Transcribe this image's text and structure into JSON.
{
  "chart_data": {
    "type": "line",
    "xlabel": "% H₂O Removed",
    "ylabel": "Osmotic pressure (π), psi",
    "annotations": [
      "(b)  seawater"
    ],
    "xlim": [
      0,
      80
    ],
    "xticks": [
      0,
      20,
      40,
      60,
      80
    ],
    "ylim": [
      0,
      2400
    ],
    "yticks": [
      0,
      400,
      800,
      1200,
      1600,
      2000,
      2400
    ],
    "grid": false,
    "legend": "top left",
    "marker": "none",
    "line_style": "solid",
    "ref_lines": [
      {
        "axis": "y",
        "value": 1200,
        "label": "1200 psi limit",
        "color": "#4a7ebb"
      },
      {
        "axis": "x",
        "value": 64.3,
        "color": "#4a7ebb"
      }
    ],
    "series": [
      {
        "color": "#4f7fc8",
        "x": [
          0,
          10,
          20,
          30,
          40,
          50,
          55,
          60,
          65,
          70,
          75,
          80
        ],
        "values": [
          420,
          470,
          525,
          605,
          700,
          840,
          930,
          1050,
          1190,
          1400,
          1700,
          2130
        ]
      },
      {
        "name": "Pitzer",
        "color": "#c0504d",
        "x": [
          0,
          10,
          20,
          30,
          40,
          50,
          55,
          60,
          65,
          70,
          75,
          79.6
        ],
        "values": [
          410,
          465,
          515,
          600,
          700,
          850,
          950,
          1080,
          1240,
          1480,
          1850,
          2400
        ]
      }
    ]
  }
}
___
:: THE EXERCISE ::
Copy all of the data. Keep every word exactly as it is.

:: OUTPUT FOR THIS TASK ::
Transcribe this image's text and structure into JSON.
{
  "chart_data": {
    "type": "line",
    "xlabel": "% H₂O Removed",
    "ylabel": "Osmotic pressure (π), psi",
    "annotations": [
      "(b)  seawater"
    ],
    "xlim": [
      0,
      80
    ],
    "xticks": [
      0,
      20,
      40,
      60,
      80
    ],
    "ylim": [
      0,
      2400
    ],
    "yticks": [
      0,
      400,
      800,
      1200,
      1600,
      2000,
      2400
    ],
    "grid": false,
    "legend": "top left",
    "marker": "none",
    "line_style": "solid",
    "ref_lines": [
      {
        "axis": "y",
        "value": 1200,
        "label": "1200 psi limit",
        "color": "#4a7ebb"
      },
      {
        "axis": "x",
        "value": 64.3,
        "color": "#4a7ebb"
      }
    ],
    "series": [
      {
        "color": "#4f7fc8",
        "x": [
          0,
          10,
          20,
          30,
          40,
          50,
          55,
          60,
          65,
          70,
          75,
          80
        ],
        "values": [
          420,
          470,
          525,
          605,
          700,
          840,
          930,
          1050,
          1190,
          1400,
          1700,
          2130
        ]
      },
      {
        "name": "Pitzer",
        "color": "#c0504d",
        "x": [
          0,
          10,
          20,
          30,
          40,
          50,
          55,
          60,
          65,
          70,
          75,
          79.6
        ],
        "values": [
          410,
          465,
          515,
          600,
          700,
          850,
          950,
          1080,
          1240,
          1480,
          1850,
          2400
        ]
      }
    ]
  }
}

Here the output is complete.